[Exercise objective] Write out the entries below once more, exactly, with the pictures left out.

[Stored data]
Start
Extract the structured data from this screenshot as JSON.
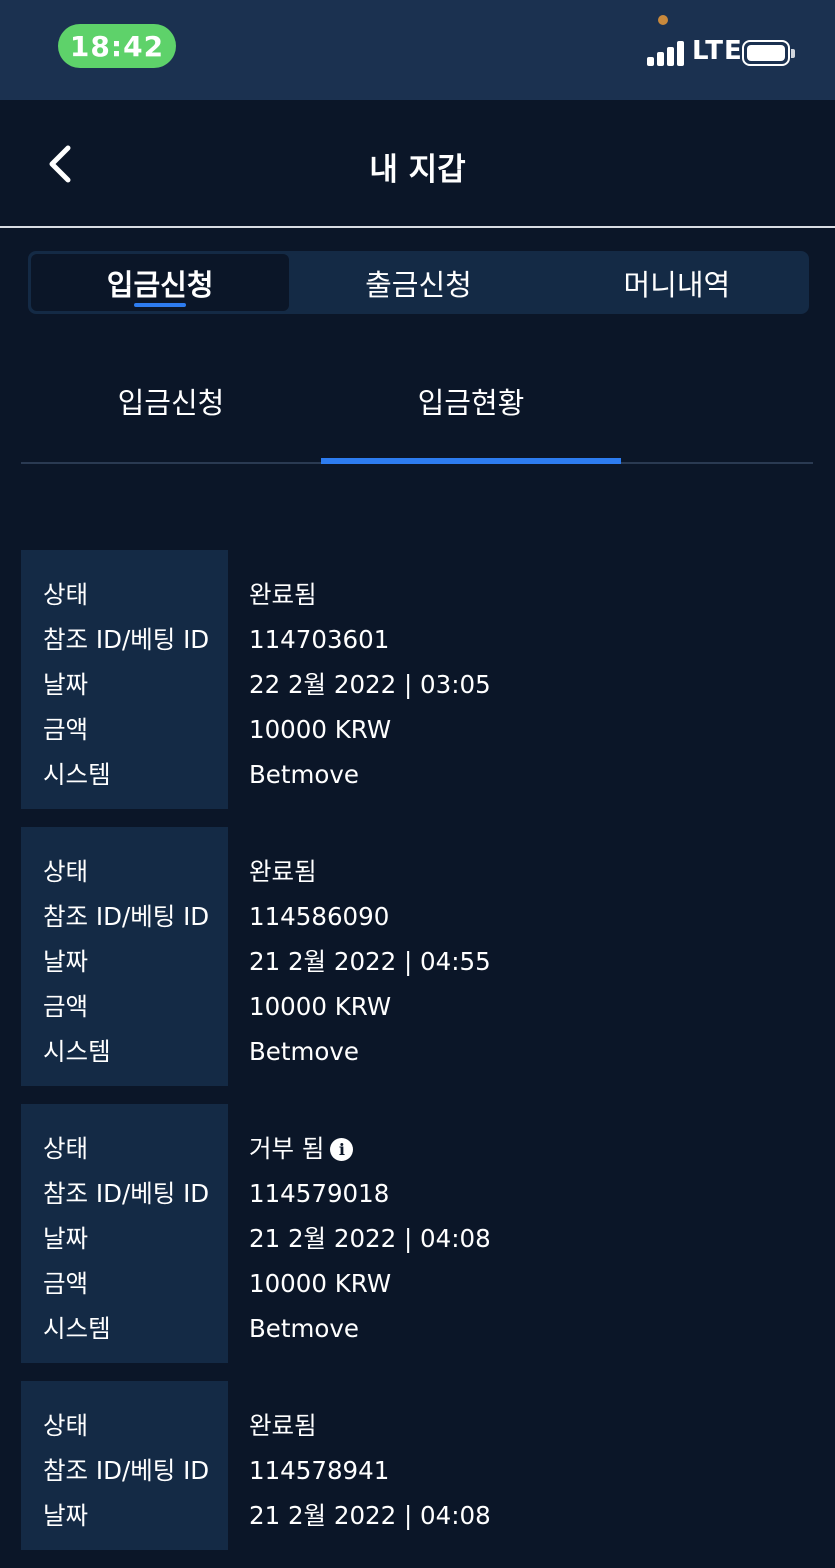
{
  "status_bar": {
    "time": "18:42",
    "network": "LTE",
    "camera_dot_color": "#c9893c"
  },
  "header": {
    "title": "내 지갑"
  },
  "tabs": [
    {
      "label": "입금신청",
      "active": true
    },
    {
      "label": "출금신청",
      "active": false
    },
    {
      "label": "머니내역",
      "active": false
    }
  ],
  "subtabs": [
    {
      "label": "입금신청",
      "active": false
    },
    {
      "label": "입금현황",
      "active": true
    }
  ],
  "labels": {
    "status": "상태",
    "ref_id": "참조 ID/베팅 ID",
    "date": "날짜",
    "amount": "금액",
    "system": "시스템"
  },
  "transactions": [
    {
      "status": "완료됨",
      "ref_id": "114703601",
      "date": "22 2월 2022 | 03:05",
      "amount": "10000 KRW",
      "system": "Betmove"
    },
    {
      "status": "완료됨",
      "ref_id": "114586090",
      "date": "21 2월 2022 | 04:55",
      "amount": "10000 KRW",
      "system": "Betmove"
    },
    {
      "status": "거부 됨",
      "ref_id": "114579018",
      "date": "21 2월 2022 | 04:08",
      "amount": "10000 KRW",
      "system": "Betmove",
      "has_info_icon": true
    },
    {
      "status": "완료됨",
      "ref_id": "114578941",
      "date": "21 2월 2022 | 04:08"
    }
  ],
  "colors": {
    "background": "#0b1628",
    "panel": "#142a45",
    "accent": "#2d7cf0",
    "time_pill": "#5ed26a"
  }
}
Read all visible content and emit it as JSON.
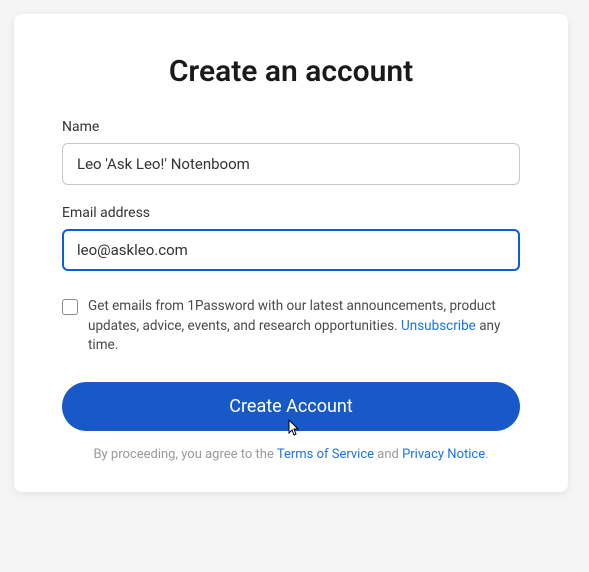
{
  "title": "Create an account",
  "name_field": {
    "label": "Name",
    "value": "Leo 'Ask Leo!' Notenboom"
  },
  "email_field": {
    "label": "Email address",
    "value": "leo@askleo.com"
  },
  "consent": {
    "text_before": "Get emails from 1Password with our latest announcements, product updates, advice, events, and research opportunities. ",
    "unsubscribe": "Unsubscribe",
    "text_after": " any time."
  },
  "submit_label": "Create Account",
  "legal": {
    "prefix": "By proceeding, you agree to the ",
    "tos": "Terms of Service",
    "mid": " and ",
    "privacy": "Privacy Notice",
    "suffix": "."
  }
}
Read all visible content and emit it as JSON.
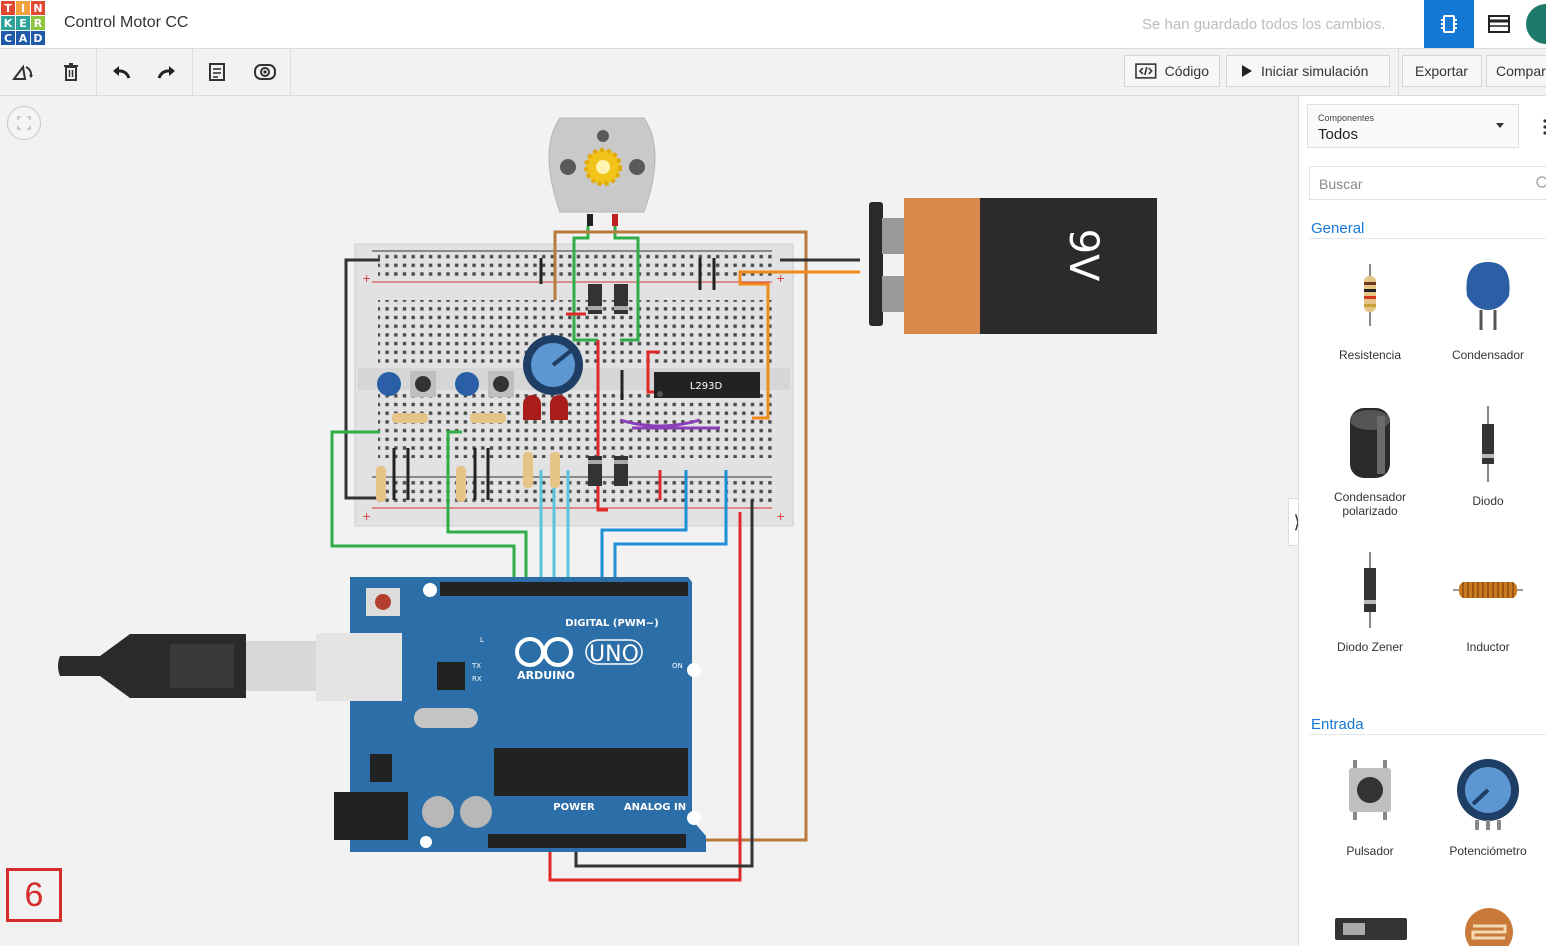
{
  "header": {
    "title": "Control Motor CC",
    "save_status": "Se han guardado todos los cambios.",
    "logo_letters": [
      "T",
      "I",
      "N",
      "K",
      "E",
      "R",
      "C",
      "A",
      "D"
    ],
    "logo_colors": [
      "#e2472f",
      "#f2a03c",
      "#e2472f",
      "#2ea39a",
      "#2ea39a",
      "#8dc63f",
      "#1e5aa8",
      "#1e5aa8",
      "#1e5aa8"
    ]
  },
  "toolbar": {
    "code_label": "Código",
    "simulate_label": "Iniciar simulación",
    "export_label": "Exportar",
    "share_label": "Compar"
  },
  "canvas": {
    "step_number": "6",
    "breadboard_chip": "L293D",
    "battery_label": "9V",
    "arduino": {
      "brand": "ARDUINO",
      "model": "UNO",
      "digital_header": "DIGITAL (PWM~)",
      "power_header": "POWER",
      "analog_header": "ANALOG IN",
      "on_label": "ON",
      "l_label": "L",
      "tx_label": "TX",
      "rx_label": "RX"
    }
  },
  "panel": {
    "dropdown_label": "Componentes",
    "dropdown_value": "Todos",
    "search_placeholder": "Buscar",
    "sections": [
      {
        "title": "General",
        "items": [
          {
            "label": "Resistencia",
            "icon": "resistor-icon"
          },
          {
            "label": "Condensador",
            "icon": "capacitor-icon"
          },
          {
            "label": "Condensador polarizado",
            "icon": "polarized-capacitor-icon"
          },
          {
            "label": "Diodo",
            "icon": "diode-icon"
          },
          {
            "label": "Diodo Zener",
            "icon": "zener-diode-icon"
          },
          {
            "label": "Inductor",
            "icon": "inductor-icon"
          }
        ]
      },
      {
        "title": "Entrada",
        "items": [
          {
            "label": "Pulsador",
            "icon": "pushbutton-icon"
          },
          {
            "label": "Potenciómetro",
            "icon": "potentiometer-icon"
          }
        ]
      }
    ]
  },
  "colors": {
    "accent": "#1477d4",
    "arduino_blue": "#2c6ea8",
    "battery_orange": "#d8894b",
    "step_red": "#d52b2b"
  }
}
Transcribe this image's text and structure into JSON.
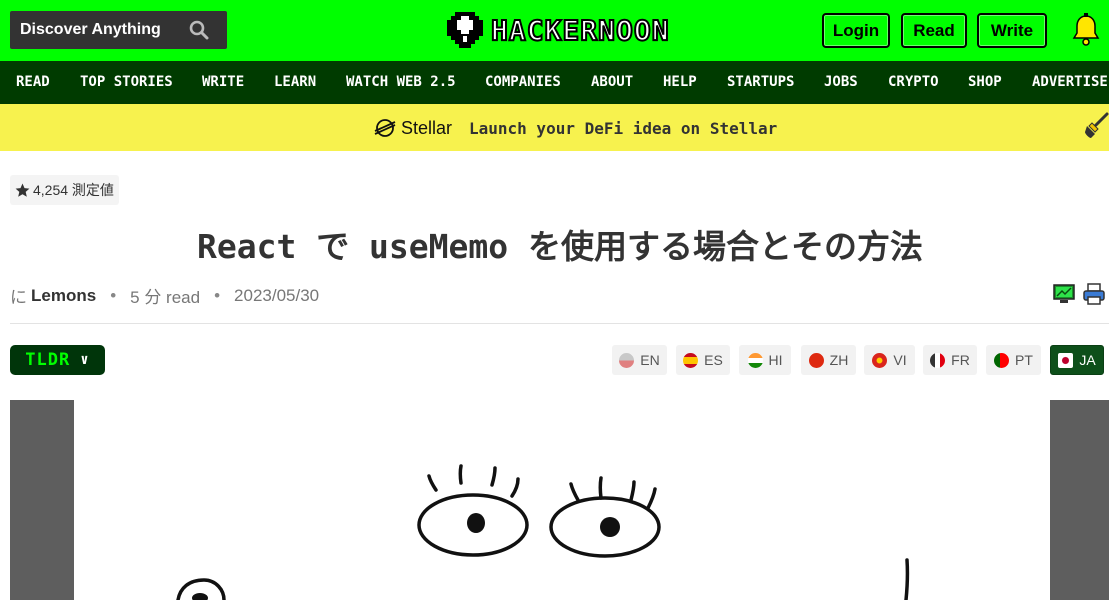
End
[Output for this exercise]
Extract the structured data from this screenshot as JSON.
{
  "status_bar": {
    "time": "18:42",
    "network": "LTE",
    "camera_dot_color": "#c9893c"
  },
  "header": {
    "title": "내 지갑"
  },
  "tabs": [
    {
      "label": "입금신청",
      "active": true
    },
    {
      "label": "출금신청",
      "active": false
    },
    {
      "label": "머니내역",
      "active": false
    }
  ],
  "subtabs": [
    {
      "label": "입금신청",
      "active": false
    },
    {
      "label": "입금현황",
      "active": true
    }
  ],
  "labels": {
    "status": "상태",
    "ref_id": "참조 ID/베팅 ID",
    "date": "날짜",
    "amount": "금액",
    "system": "시스템"
  },
  "transactions": [
    {
      "status": "완료됨",
      "ref_id": "114703601",
      "date": "22 2월 2022 | 03:05",
      "amount": "10000 KRW",
      "system": "Betmove"
    },
    {
      "status": "완료됨",
      "ref_id": "114586090",
      "date": "21 2월 2022 | 04:55",
      "amount": "10000 KRW",
      "system": "Betmove"
    },
    {
      "status": "거부 됨",
      "ref_id": "114579018",
      "date": "21 2월 2022 | 04:08",
      "amount": "10000 KRW",
      "system": "Betmove",
      "has_info_icon": true
    },
    {
      "status": "완료됨",
      "ref_id": "114578941",
      "date": "21 2월 2022 | 04:08"
    }
  ],
  "colors": {
    "background": "#0b1628",
    "panel": "#142a45",
    "accent": "#2d7cf0",
    "time_pill": "#5ed26a"
  }
}
Read all visible content and emit it as JSON.
{
  "title": "Create an account",
  "name_field": {
    "label": "Name",
    "value": "Leo 'Ask Leo!' Notenboom"
  },
  "email_field": {
    "label": "Email address",
    "value": "leo@askleo.com"
  },
  "consent": {
    "text_before": "Get emails from 1Password with our latest announcements, product updates, advice, events, and research opportunities. ",
    "unsubscribe": "Unsubscribe",
    "text_after": " any time."
  },
  "submit_label": "Create Account",
  "legal": {
    "prefix": "By proceeding, you agree to the ",
    "tos": "Terms of Service",
    "mid": " and ",
    "privacy": "Privacy Notice",
    "suffix": "."
  }
}
Read all visible content and emit it as JSON.
{
  "header": {
    "title": "Control Motor CC",
    "save_status": "Se han guardado todos los cambios.",
    "logo_letters": [
      "T",
      "I",
      "N",
      "K",
      "E",
      "R",
      "C",
      "A",
      "D"
    ],
    "logo_colors": [
      "#e2472f",
      "#f2a03c",
      "#e2472f",
      "#2ea39a",
      "#2ea39a",
      "#8dc63f",
      "#1e5aa8",
      "#1e5aa8",
      "#1e5aa8"
    ]
  },
  "toolbar": {
    "code_label": "Código",
    "simulate_label": "Iniciar simulación",
    "export_label": "Exportar",
    "share_label": "Compar"
  },
  "canvas": {
    "step_number": "6",
    "breadboard_chip": "L293D",
    "battery_label": "9V",
    "arduino": {
      "brand": "ARDUINO",
      "model": "UNO",
      "digital_header": "DIGITAL (PWM~)",
      "power_header": "POWER",
      "analog_header": "ANALOG IN",
      "on_label": "ON",
      "l_label": "L",
      "tx_label": "TX",
      "rx_label": "RX"
    }
  },
  "panel": {
    "dropdown_label": "Componentes",
    "dropdown_value": "Todos",
    "search_placeholder": "Buscar",
    "sections": [
      {
        "title": "General",
        "items": [
          {
            "label": "Resistencia",
            "icon": "resistor-icon"
          },
          {
            "label": "Condensador",
            "icon": "capacitor-icon"
          },
          {
            "label": "Condensador polarizado",
            "icon": "polarized-capacitor-icon"
          },
          {
            "label": "Diodo",
            "icon": "diode-icon"
          },
          {
            "label": "Diodo Zener",
            "icon": "zener-diode-icon"
          },
          {
            "label": "Inductor",
            "icon": "inductor-icon"
          }
        ]
      },
      {
        "title": "Entrada",
        "items": [
          {
            "label": "Pulsador",
            "icon": "pushbutton-icon"
          },
          {
            "label": "Potenciómetro",
            "icon": "potentiometer-icon"
          }
        ]
      }
    ]
  },
  "colors": {
    "accent": "#1477d4",
    "arduino_blue": "#2c6ea8",
    "battery_orange": "#d8894b",
    "step_red": "#d52b2b"
  }
}
Transcribe this image's text and structure into JSON.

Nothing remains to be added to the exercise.